-- Start of Working data --

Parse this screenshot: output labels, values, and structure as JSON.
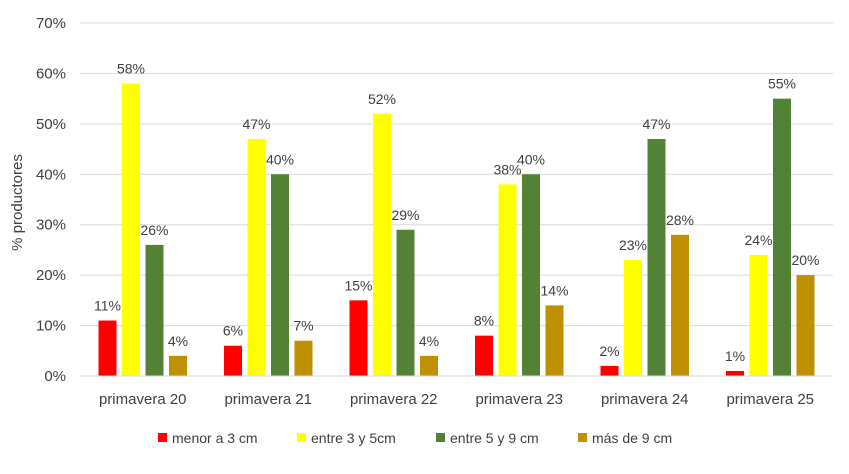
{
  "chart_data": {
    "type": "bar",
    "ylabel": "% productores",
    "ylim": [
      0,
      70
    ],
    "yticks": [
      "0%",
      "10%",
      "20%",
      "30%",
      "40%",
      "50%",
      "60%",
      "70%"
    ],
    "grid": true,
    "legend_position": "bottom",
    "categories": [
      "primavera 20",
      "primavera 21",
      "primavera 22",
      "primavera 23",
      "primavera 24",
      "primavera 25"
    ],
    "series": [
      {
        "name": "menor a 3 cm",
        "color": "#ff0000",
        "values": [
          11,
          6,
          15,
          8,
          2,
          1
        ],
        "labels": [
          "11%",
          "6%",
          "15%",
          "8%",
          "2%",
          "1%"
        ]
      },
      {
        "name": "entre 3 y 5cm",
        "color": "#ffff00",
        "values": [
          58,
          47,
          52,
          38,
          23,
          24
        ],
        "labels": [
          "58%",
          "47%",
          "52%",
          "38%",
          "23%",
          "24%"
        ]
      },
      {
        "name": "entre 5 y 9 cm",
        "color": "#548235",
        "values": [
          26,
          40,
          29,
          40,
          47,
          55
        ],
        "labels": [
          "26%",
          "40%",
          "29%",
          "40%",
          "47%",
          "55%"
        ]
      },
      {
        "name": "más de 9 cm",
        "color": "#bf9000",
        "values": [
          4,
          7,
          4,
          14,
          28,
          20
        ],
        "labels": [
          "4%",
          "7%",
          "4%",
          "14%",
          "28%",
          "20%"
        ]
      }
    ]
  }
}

-- End of Working data --

→ **Exercise objective**:
Give only the number of lines in the material above where the string "primavera" appears.

→ **Expected answer**:
6